Chart and figure data
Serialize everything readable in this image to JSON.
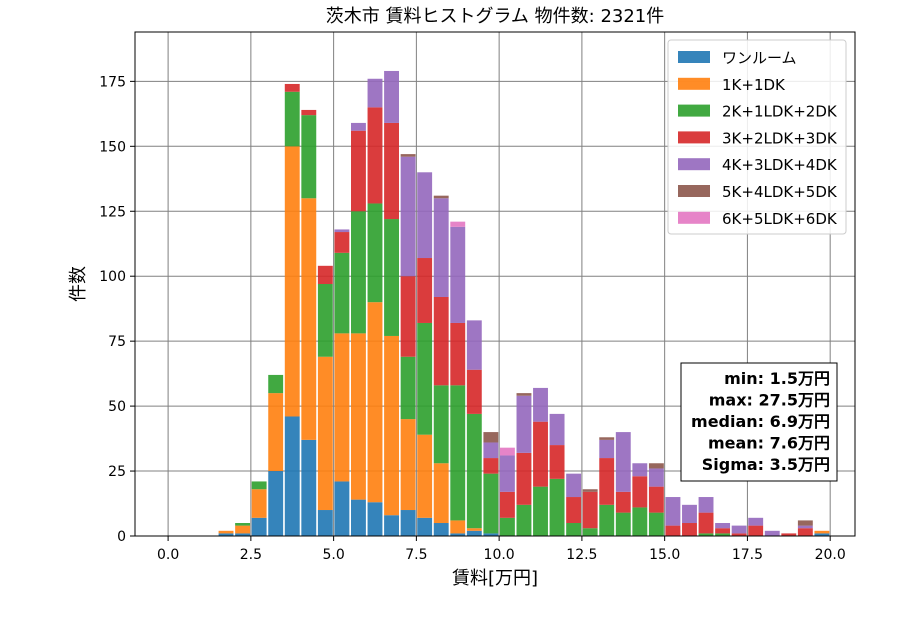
{
  "chart_data": {
    "type": "bar",
    "stacked": true,
    "title": "茨木市 賃料ヒストグラム  物件数: 2321件",
    "xlabel": "賃料[万円]",
    "ylabel": "件数",
    "xlim": [
      -1.0,
      20.75
    ],
    "ylim": [
      0,
      194
    ],
    "xticks": [
      0.0,
      2.5,
      5.0,
      7.5,
      10.0,
      12.5,
      15.0,
      17.5,
      20.0
    ],
    "xtick_labels": [
      "0.0",
      "2.5",
      "5.0",
      "7.5",
      "10.0",
      "12.5",
      "15.0",
      "17.5",
      "20.0"
    ],
    "yticks": [
      0,
      25,
      50,
      75,
      100,
      125,
      150,
      175
    ],
    "ytick_labels": [
      "0",
      "25",
      "50",
      "75",
      "100",
      "125",
      "150",
      "175"
    ],
    "grid": true,
    "legend_position": "top-right",
    "bin_width": 0.5,
    "bin_starts": [
      1.5,
      2.0,
      2.5,
      3.0,
      3.5,
      4.0,
      4.5,
      5.0,
      5.5,
      6.0,
      6.5,
      7.0,
      7.5,
      8.0,
      8.5,
      9.0,
      9.5,
      10.0,
      10.5,
      11.0,
      11.5,
      12.0,
      12.5,
      13.0,
      13.5,
      14.0,
      14.5,
      15.0,
      15.5,
      16.0,
      16.5,
      17.0,
      17.5,
      18.0,
      18.5,
      19.0,
      19.5
    ],
    "series": [
      {
        "name": "ワンルーム",
        "color": "#1f77b4",
        "values": [
          1,
          1,
          7,
          25,
          46,
          37,
          10,
          21,
          14,
          13,
          8,
          10,
          7,
          5,
          1,
          2,
          1,
          0,
          0,
          0,
          0,
          0,
          0,
          0,
          0,
          0,
          0,
          0,
          0,
          0,
          0,
          0,
          0,
          0,
          0,
          0,
          1
        ]
      },
      {
        "name": "1K+1DK",
        "color": "#ff7f0e",
        "values": [
          1,
          3,
          11,
          30,
          104,
          93,
          59,
          57,
          64,
          77,
          69,
          35,
          32,
          23,
          5,
          1,
          0,
          0,
          0,
          0,
          0,
          0,
          0,
          0,
          0,
          0,
          0,
          0,
          0,
          0,
          0,
          0,
          0,
          0,
          0,
          0,
          1
        ]
      },
      {
        "name": "2K+1LDK+2DK",
        "color": "#2ca02c",
        "values": [
          0,
          1,
          3,
          7,
          21,
          32,
          28,
          31,
          47,
          38,
          45,
          24,
          43,
          30,
          52,
          44,
          23,
          7,
          12,
          19,
          22,
          5,
          3,
          12,
          9,
          11,
          9,
          0,
          0,
          1,
          1,
          0,
          0,
          0,
          0,
          0,
          0
        ]
      },
      {
        "name": "3K+2LDK+3DK",
        "color": "#d62728",
        "values": [
          0,
          0,
          0,
          0,
          3,
          2,
          7,
          8,
          31,
          37,
          37,
          31,
          25,
          34,
          24,
          17,
          6,
          10,
          20,
          25,
          13,
          10,
          14,
          18,
          8,
          12,
          10,
          4,
          5,
          8,
          2,
          1,
          4,
          0,
          1,
          3,
          0
        ]
      },
      {
        "name": "4K+3LDK+4DK",
        "color": "#9467bd",
        "values": [
          0,
          0,
          0,
          0,
          0,
          0,
          0,
          1,
          3,
          11,
          20,
          46,
          33,
          38,
          37,
          19,
          6,
          14,
          22,
          13,
          12,
          9,
          0,
          7,
          23,
          5,
          7,
          11,
          7,
          6,
          2,
          3,
          3,
          2,
          0,
          1,
          0
        ]
      },
      {
        "name": "5K+4LDK+5DK",
        "color": "#8c564b",
        "values": [
          0,
          0,
          0,
          0,
          0,
          0,
          0,
          0,
          0,
          0,
          0,
          1,
          0,
          1,
          0,
          0,
          4,
          0,
          1,
          0,
          0,
          0,
          1,
          1,
          0,
          0,
          2,
          0,
          0,
          0,
          0,
          0,
          0,
          0,
          0,
          2,
          0
        ]
      },
      {
        "name": "6K+5LDK+6DK",
        "color": "#e377c2",
        "values": [
          0,
          0,
          0,
          0,
          0,
          0,
          0,
          0,
          0,
          0,
          0,
          0,
          0,
          0,
          2,
          0,
          0,
          3,
          0,
          0,
          0,
          0,
          0,
          0,
          0,
          0,
          0,
          0,
          0,
          0,
          0,
          0,
          0,
          0,
          0,
          0,
          0
        ]
      }
    ],
    "stats_box": [
      "min: 1.5万円",
      "max: 27.5万円",
      "median: 6.9万円",
      "mean: 7.6万円",
      "Sigma: 3.5万円"
    ]
  }
}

▶ _WHAT THE TASK REQUIRES_: Images do not belong in the copy; reproduce all other parts of the records above verbatim.

▶ _EXERCISE OUTPUT_:
Serialize everything readable in this image to JSON.
{
  "chart_data": {
    "type": "bar",
    "stacked": true,
    "title": "茨木市 賃料ヒストグラム  物件数: 2321件",
    "xlabel": "賃料[万円]",
    "ylabel": "件数",
    "xlim": [
      -1.0,
      20.75
    ],
    "ylim": [
      0,
      194
    ],
    "xticks": [
      0.0,
      2.5,
      5.0,
      7.5,
      10.0,
      12.5,
      15.0,
      17.5,
      20.0
    ],
    "xtick_labels": [
      "0.0",
      "2.5",
      "5.0",
      "7.5",
      "10.0",
      "12.5",
      "15.0",
      "17.5",
      "20.0"
    ],
    "yticks": [
      0,
      25,
      50,
      75,
      100,
      125,
      150,
      175
    ],
    "ytick_labels": [
      "0",
      "25",
      "50",
      "75",
      "100",
      "125",
      "150",
      "175"
    ],
    "grid": true,
    "legend_position": "top-right",
    "bin_width": 0.5,
    "bin_starts": [
      1.5,
      2.0,
      2.5,
      3.0,
      3.5,
      4.0,
      4.5,
      5.0,
      5.5,
      6.0,
      6.5,
      7.0,
      7.5,
      8.0,
      8.5,
      9.0,
      9.5,
      10.0,
      10.5,
      11.0,
      11.5,
      12.0,
      12.5,
      13.0,
      13.5,
      14.0,
      14.5,
      15.0,
      15.5,
      16.0,
      16.5,
      17.0,
      17.5,
      18.0,
      18.5,
      19.0,
      19.5
    ],
    "series": [
      {
        "name": "ワンルーム",
        "color": "#1f77b4",
        "values": [
          1,
          1,
          7,
          25,
          46,
          37,
          10,
          21,
          14,
          13,
          8,
          10,
          7,
          5,
          1,
          2,
          1,
          0,
          0,
          0,
          0,
          0,
          0,
          0,
          0,
          0,
          0,
          0,
          0,
          0,
          0,
          0,
          0,
          0,
          0,
          0,
          1
        ]
      },
      {
        "name": "1K+1DK",
        "color": "#ff7f0e",
        "values": [
          1,
          3,
          11,
          30,
          104,
          93,
          59,
          57,
          64,
          77,
          69,
          35,
          32,
          23,
          5,
          1,
          0,
          0,
          0,
          0,
          0,
          0,
          0,
          0,
          0,
          0,
          0,
          0,
          0,
          0,
          0,
          0,
          0,
          0,
          0,
          0,
          1
        ]
      },
      {
        "name": "2K+1LDK+2DK",
        "color": "#2ca02c",
        "values": [
          0,
          1,
          3,
          7,
          21,
          32,
          28,
          31,
          47,
          38,
          45,
          24,
          43,
          30,
          52,
          44,
          23,
          7,
          12,
          19,
          22,
          5,
          3,
          12,
          9,
          11,
          9,
          0,
          0,
          1,
          1,
          0,
          0,
          0,
          0,
          0,
          0
        ]
      },
      {
        "name": "3K+2LDK+3DK",
        "color": "#d62728",
        "values": [
          0,
          0,
          0,
          0,
          3,
          2,
          7,
          8,
          31,
          37,
          37,
          31,
          25,
          34,
          24,
          17,
          6,
          10,
          20,
          25,
          13,
          10,
          14,
          18,
          8,
          12,
          10,
          4,
          5,
          8,
          2,
          1,
          4,
          0,
          1,
          3,
          0
        ]
      },
      {
        "name": "4K+3LDK+4DK",
        "color": "#9467bd",
        "values": [
          0,
          0,
          0,
          0,
          0,
          0,
          0,
          1,
          3,
          11,
          20,
          46,
          33,
          38,
          37,
          19,
          6,
          14,
          22,
          13,
          12,
          9,
          0,
          7,
          23,
          5,
          7,
          11,
          7,
          6,
          2,
          3,
          3,
          2,
          0,
          1,
          0
        ]
      },
      {
        "name": "5K+4LDK+5DK",
        "color": "#8c564b",
        "values": [
          0,
          0,
          0,
          0,
          0,
          0,
          0,
          0,
          0,
          0,
          0,
          1,
          0,
          1,
          0,
          0,
          4,
          0,
          1,
          0,
          0,
          0,
          1,
          1,
          0,
          0,
          2,
          0,
          0,
          0,
          0,
          0,
          0,
          0,
          0,
          2,
          0
        ]
      },
      {
        "name": "6K+5LDK+6DK",
        "color": "#e377c2",
        "values": [
          0,
          0,
          0,
          0,
          0,
          0,
          0,
          0,
          0,
          0,
          0,
          0,
          0,
          0,
          2,
          0,
          0,
          3,
          0,
          0,
          0,
          0,
          0,
          0,
          0,
          0,
          0,
          0,
          0,
          0,
          0,
          0,
          0,
          0,
          0,
          0,
          0
        ]
      }
    ],
    "stats_box": [
      "min: 1.5万円",
      "max: 27.5万円",
      "median: 6.9万円",
      "mean: 7.6万円",
      "Sigma: 3.5万円"
    ]
  }
}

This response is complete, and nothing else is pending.